What this task involves: Scan the lines below for "text"; report the number of lines that contain it, and only that.

=== Supplied data ===

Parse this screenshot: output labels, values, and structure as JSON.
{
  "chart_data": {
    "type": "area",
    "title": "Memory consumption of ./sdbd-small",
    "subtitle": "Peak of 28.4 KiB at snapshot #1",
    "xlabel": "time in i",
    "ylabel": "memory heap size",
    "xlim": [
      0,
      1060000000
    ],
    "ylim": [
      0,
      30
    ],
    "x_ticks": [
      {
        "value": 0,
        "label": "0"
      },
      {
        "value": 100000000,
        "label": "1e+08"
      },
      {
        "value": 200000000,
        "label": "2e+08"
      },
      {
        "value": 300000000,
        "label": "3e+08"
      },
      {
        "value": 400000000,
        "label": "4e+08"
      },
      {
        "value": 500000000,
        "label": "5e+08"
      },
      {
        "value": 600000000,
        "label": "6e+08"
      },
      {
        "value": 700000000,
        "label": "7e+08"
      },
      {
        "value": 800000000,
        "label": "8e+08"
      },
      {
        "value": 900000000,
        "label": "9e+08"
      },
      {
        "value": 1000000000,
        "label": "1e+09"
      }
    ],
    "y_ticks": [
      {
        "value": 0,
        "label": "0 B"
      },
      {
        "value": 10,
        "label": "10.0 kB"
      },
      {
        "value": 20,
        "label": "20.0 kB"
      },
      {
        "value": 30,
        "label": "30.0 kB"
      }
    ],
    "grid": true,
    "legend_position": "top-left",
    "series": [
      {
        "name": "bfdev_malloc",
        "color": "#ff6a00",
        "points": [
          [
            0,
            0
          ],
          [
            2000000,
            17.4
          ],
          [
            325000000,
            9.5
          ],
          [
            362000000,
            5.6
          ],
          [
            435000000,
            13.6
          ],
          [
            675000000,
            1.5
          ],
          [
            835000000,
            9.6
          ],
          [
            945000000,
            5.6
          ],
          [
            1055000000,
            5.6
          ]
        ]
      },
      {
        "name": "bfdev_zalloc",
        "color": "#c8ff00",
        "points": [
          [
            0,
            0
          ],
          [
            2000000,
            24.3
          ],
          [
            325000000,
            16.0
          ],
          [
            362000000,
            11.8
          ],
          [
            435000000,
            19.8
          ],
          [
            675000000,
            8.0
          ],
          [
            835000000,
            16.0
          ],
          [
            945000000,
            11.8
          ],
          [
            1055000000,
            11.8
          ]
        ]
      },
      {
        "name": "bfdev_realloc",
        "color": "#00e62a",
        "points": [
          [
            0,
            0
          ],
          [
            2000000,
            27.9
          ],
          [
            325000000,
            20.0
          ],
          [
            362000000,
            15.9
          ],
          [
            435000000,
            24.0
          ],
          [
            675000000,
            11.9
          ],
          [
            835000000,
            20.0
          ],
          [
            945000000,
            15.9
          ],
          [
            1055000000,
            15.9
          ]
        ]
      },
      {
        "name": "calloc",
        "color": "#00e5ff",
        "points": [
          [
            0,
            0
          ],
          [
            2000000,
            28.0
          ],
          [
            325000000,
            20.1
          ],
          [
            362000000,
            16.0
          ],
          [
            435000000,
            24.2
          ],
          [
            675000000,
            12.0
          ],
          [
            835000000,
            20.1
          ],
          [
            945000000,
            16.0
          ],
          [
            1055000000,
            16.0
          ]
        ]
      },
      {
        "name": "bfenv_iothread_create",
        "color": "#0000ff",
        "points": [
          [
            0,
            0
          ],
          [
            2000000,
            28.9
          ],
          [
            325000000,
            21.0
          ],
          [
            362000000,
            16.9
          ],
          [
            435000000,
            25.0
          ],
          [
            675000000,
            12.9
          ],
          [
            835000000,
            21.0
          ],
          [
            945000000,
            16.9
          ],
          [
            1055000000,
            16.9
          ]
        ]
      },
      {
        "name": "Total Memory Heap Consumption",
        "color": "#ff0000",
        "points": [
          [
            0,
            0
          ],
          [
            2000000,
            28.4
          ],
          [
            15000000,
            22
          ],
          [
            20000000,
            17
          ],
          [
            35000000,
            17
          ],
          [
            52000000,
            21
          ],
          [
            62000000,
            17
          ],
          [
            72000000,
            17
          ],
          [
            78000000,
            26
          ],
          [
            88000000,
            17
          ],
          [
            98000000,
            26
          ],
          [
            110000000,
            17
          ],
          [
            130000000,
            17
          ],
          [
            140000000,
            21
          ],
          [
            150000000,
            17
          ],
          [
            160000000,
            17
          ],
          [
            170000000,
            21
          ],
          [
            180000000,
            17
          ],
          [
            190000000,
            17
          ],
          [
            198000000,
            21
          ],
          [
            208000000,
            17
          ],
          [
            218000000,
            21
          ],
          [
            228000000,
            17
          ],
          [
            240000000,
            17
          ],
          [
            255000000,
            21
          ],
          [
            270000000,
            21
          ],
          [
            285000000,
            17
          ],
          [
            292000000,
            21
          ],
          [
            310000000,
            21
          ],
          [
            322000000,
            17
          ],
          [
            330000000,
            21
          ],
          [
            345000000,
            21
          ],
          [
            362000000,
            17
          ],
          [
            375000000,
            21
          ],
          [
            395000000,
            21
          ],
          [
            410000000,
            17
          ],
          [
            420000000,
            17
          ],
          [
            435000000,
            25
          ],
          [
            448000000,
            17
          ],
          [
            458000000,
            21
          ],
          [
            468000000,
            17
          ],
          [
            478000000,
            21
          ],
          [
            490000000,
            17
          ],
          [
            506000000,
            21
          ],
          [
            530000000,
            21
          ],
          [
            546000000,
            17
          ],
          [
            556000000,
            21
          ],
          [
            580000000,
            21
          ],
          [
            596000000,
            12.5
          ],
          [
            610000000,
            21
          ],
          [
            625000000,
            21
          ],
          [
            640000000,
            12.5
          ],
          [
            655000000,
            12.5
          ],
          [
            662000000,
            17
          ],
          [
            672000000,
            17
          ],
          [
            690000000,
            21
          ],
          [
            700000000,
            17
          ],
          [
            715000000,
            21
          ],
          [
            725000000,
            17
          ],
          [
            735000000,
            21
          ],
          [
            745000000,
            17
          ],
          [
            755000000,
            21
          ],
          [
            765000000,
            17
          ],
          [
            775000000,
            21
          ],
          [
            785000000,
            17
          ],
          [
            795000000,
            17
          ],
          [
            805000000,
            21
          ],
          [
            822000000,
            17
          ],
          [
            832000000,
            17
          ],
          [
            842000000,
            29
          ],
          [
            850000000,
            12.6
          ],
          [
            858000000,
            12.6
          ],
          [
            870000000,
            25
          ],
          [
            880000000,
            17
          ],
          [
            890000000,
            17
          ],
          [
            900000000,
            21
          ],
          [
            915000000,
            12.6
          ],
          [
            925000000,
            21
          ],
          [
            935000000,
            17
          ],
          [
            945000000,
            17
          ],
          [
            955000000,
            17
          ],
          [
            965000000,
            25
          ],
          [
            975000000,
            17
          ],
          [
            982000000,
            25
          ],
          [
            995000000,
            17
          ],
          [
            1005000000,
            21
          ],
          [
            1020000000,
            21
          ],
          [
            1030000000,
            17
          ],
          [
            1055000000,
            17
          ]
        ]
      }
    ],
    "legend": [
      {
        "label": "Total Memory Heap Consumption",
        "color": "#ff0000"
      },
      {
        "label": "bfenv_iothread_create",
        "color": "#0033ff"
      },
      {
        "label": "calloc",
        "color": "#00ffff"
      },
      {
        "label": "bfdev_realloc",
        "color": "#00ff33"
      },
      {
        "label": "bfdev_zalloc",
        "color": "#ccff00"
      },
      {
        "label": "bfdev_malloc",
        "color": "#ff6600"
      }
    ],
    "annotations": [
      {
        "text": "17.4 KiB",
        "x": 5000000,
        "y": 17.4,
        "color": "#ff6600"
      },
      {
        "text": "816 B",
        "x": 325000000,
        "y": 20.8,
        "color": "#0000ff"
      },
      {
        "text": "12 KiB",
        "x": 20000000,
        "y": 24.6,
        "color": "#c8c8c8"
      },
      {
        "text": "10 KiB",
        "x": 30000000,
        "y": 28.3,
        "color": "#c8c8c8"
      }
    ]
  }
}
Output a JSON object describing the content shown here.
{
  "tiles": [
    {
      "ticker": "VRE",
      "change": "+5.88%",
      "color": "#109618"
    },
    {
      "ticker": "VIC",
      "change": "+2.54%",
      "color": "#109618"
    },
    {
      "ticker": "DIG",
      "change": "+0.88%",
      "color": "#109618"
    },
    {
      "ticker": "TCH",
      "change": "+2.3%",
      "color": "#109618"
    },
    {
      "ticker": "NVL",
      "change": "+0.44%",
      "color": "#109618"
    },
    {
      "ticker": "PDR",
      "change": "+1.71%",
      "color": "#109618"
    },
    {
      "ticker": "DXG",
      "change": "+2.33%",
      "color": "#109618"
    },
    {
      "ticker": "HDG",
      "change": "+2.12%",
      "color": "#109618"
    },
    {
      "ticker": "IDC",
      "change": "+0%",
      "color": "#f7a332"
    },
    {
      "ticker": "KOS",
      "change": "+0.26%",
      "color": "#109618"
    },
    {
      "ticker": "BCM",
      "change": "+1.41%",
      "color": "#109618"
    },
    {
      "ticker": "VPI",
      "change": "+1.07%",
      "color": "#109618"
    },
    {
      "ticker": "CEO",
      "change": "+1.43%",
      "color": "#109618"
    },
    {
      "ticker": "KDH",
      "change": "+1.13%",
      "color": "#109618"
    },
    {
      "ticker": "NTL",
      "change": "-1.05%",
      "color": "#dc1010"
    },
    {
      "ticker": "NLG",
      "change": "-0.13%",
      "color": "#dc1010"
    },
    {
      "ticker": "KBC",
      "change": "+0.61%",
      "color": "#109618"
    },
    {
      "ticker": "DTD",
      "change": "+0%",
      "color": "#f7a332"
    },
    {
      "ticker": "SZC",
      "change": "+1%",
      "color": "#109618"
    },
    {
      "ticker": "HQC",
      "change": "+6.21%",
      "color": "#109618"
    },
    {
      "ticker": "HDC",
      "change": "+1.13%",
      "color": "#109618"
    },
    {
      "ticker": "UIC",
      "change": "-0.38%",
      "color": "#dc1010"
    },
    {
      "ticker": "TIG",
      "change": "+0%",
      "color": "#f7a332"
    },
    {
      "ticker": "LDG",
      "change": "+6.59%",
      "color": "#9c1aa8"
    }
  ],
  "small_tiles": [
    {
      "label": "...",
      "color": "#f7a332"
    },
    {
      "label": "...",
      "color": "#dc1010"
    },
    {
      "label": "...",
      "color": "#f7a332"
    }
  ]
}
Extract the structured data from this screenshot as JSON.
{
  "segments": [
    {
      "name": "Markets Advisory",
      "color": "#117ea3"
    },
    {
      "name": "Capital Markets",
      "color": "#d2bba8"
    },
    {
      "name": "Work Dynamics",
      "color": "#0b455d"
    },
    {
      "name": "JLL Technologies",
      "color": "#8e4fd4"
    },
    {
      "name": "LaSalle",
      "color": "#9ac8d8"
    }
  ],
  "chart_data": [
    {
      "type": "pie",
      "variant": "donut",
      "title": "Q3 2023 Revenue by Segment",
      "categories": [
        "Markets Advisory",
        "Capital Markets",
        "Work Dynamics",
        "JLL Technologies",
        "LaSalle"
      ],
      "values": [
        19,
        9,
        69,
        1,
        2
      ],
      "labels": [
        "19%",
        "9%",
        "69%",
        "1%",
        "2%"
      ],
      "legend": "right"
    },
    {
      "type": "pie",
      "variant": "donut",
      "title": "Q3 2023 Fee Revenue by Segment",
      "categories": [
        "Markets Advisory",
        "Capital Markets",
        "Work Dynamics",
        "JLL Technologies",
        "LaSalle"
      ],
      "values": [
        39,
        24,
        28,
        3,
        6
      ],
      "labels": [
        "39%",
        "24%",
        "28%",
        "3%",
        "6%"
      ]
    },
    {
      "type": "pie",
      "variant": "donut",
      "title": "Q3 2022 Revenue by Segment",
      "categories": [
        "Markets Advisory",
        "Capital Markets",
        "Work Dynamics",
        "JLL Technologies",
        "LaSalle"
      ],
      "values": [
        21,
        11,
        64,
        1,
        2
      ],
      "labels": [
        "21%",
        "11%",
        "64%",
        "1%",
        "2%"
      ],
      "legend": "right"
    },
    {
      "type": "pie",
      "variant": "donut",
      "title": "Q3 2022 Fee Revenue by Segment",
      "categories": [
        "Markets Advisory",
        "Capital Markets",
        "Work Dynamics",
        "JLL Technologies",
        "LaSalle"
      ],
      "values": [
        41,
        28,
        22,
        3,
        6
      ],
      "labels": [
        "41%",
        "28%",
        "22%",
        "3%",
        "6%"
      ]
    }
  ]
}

===

Result of this task: 4